Pick out each line of the records that includes the string "ホワイト", and copy it.

++++ GIVEN DATA ++++

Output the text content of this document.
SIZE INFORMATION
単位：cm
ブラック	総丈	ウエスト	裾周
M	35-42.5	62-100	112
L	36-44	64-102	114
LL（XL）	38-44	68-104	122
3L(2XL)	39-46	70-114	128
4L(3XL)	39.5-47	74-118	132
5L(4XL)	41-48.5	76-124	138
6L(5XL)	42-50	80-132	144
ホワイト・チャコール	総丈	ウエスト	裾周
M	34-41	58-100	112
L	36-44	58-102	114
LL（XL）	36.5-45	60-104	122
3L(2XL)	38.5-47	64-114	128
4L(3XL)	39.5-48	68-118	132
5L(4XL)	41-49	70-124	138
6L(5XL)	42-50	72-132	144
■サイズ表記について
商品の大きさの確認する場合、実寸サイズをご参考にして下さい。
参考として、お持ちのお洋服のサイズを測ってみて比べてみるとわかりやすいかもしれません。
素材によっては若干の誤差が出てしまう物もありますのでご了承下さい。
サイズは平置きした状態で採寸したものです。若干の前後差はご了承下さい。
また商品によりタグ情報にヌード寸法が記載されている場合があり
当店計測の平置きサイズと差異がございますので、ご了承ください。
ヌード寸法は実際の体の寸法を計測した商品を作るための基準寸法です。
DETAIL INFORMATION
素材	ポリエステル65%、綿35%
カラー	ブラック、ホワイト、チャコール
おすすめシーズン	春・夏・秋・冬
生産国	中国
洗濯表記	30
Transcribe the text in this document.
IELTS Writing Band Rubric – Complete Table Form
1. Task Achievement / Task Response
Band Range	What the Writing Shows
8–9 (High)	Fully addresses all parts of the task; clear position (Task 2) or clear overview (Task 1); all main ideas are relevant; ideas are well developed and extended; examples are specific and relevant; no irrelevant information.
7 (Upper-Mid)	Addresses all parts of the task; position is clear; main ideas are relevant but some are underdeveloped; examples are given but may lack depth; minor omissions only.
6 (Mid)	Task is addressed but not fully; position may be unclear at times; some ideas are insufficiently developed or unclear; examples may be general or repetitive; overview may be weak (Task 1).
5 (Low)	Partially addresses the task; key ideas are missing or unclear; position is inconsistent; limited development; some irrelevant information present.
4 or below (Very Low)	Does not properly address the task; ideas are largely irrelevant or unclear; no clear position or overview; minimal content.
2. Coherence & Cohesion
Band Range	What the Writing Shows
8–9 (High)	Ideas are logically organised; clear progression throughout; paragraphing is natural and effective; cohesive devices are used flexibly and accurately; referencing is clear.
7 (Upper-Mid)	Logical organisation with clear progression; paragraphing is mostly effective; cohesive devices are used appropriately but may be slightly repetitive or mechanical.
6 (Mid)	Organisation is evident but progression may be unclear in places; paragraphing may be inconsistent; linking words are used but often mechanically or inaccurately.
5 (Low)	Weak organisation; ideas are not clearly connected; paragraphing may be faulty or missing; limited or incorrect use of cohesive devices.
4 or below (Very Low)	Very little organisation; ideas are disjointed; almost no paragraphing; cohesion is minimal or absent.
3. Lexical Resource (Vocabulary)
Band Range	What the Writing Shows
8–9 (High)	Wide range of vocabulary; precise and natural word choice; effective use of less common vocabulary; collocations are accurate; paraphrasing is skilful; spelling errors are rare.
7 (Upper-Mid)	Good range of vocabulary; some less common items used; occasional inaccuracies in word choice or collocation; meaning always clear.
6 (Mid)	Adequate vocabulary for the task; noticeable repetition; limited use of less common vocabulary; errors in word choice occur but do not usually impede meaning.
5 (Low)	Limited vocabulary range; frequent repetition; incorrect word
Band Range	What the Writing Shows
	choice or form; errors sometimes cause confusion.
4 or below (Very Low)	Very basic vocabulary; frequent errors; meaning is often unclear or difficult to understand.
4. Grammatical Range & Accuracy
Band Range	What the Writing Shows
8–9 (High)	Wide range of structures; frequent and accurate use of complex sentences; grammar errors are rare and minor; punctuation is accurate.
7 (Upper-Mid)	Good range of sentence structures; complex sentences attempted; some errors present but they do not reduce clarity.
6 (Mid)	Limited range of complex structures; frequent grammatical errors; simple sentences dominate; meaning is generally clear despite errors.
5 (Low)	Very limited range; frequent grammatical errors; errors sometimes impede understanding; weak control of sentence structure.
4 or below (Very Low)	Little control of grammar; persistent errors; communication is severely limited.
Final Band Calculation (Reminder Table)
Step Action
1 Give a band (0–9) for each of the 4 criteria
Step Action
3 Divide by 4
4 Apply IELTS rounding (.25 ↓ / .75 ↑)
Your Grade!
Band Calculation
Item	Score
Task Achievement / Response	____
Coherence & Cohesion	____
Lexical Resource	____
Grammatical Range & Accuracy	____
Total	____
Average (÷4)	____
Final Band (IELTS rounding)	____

++++

▶ **ANSWER TO THE PROBLEM**:
ホワイト・チャコール	総丈	ウエスト	裾周
カラー	ブラック、ホワイト、チャコール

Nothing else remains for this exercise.